** begin SUPPLIED ENTRIES **
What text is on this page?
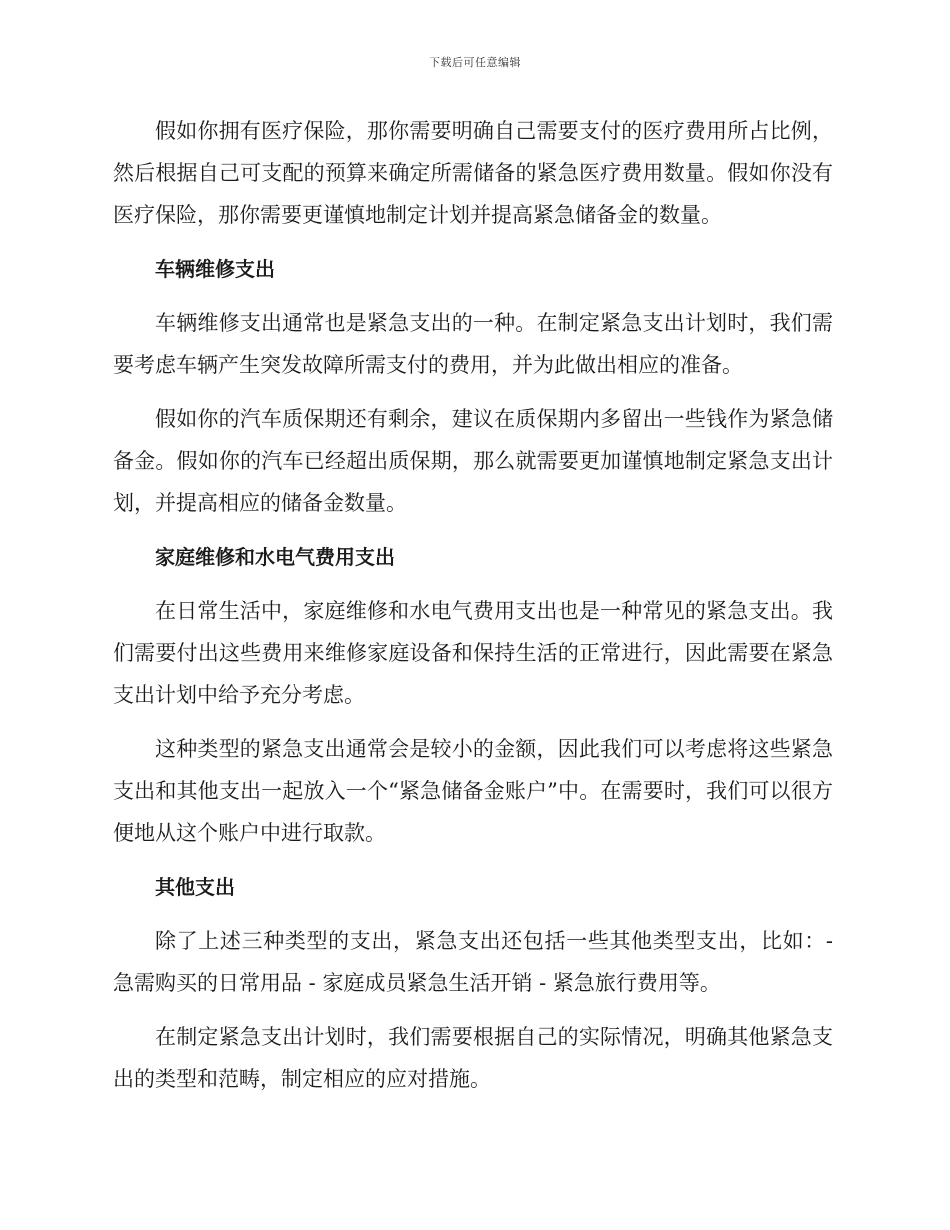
下载后可任意编辑

假如你拥有医疗保险，那你需要明确自己需要支付的医疗费用所占比例，然后根据自己可支配的预算来确定所需储备的紧急医疗费用数量。假如你没有医疗保险，那你需要更谨慎地制定计划并提高紧急储备金的数量。

车辆维修支出

车辆维修支出通常也是紧急支出的一种。在制定紧急支出计划时，我们需要考虑车辆产生突发故障所需支付的费用，并为此做出相应的准备。

假如你的汽车质保期还有剩余，建议在质保期内多留出一些钱作为紧急储备金。假如你的汽车已经超出质保期，那么就需要更加谨慎地制定紧急支出计划，并提高相应的储备金数量。

家庭维修和水电气费用支出

在日常生活中，家庭维修和水电气费用支出也是一种常见的紧急支出。我们需要付出这些费用来维修家庭设备和保持生活的正常进行，因此需要在紧急支出计划中给予充分考虑。

这种类型的紧急支出通常会是较小的金额，因此我们可以考虑将这些紧急支出和其他支出一起放入一个“紧急储备金账户”中。在需要时，我们可以很方便地从这个账户中进行取款。

其他支出

除了上述三种类型的支出，紧急支出还包括一些其他类型支出，比如：- 急需购买的日常用品 - 家庭成员紧急生活开销 - 紧急旅行费用等。

在制定紧急支出计划时，我们需要根据自己的实际情况，明确其他紧急支出的类型和范畴，制定相应的应对措施。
** end SUPPLIED ENTRIES **
Write the full listing out again with every line unchanged, but include no pictures.

What text is on this page?
下载后可任意编辑

假如你拥有医疗保险，那你需要明确自己需要支付的医疗费用所占比例，然后根据自己可支配的预算来确定所需储备的紧急医疗费用数量。假如你没有医疗保险，那你需要更谨慎地制定计划并提高紧急储备金的数量。

车辆维修支出

车辆维修支出通常也是紧急支出的一种。在制定紧急支出计划时，我们需要考虑车辆产生突发故障所需支付的费用，并为此做出相应的准备。

假如你的汽车质保期还有剩余，建议在质保期内多留出一些钱作为紧急储备金。假如你的汽车已经超出质保期，那么就需要更加谨慎地制定紧急支出计划，并提高相应的储备金数量。

家庭维修和水电气费用支出

在日常生活中，家庭维修和水电气费用支出也是一种常见的紧急支出。我们需要付出这些费用来维修家庭设备和保持生活的正常进行，因此需要在紧急支出计划中给予充分考虑。

这种类型的紧急支出通常会是较小的金额，因此我们可以考虑将这些紧急支出和其他支出一起放入一个“紧急储备金账户”中。在需要时，我们可以很方便地从这个账户中进行取款。

其他支出

除了上述三种类型的支出，紧急支出还包括一些其他类型支出，比如：- 急需购买的日常用品 - 家庭成员紧急生活开销 - 紧急旅行费用等。

在制定紧急支出计划时，我们需要根据自己的实际情况，明确其他紧急支出的类型和范畴，制定相应的应对措施。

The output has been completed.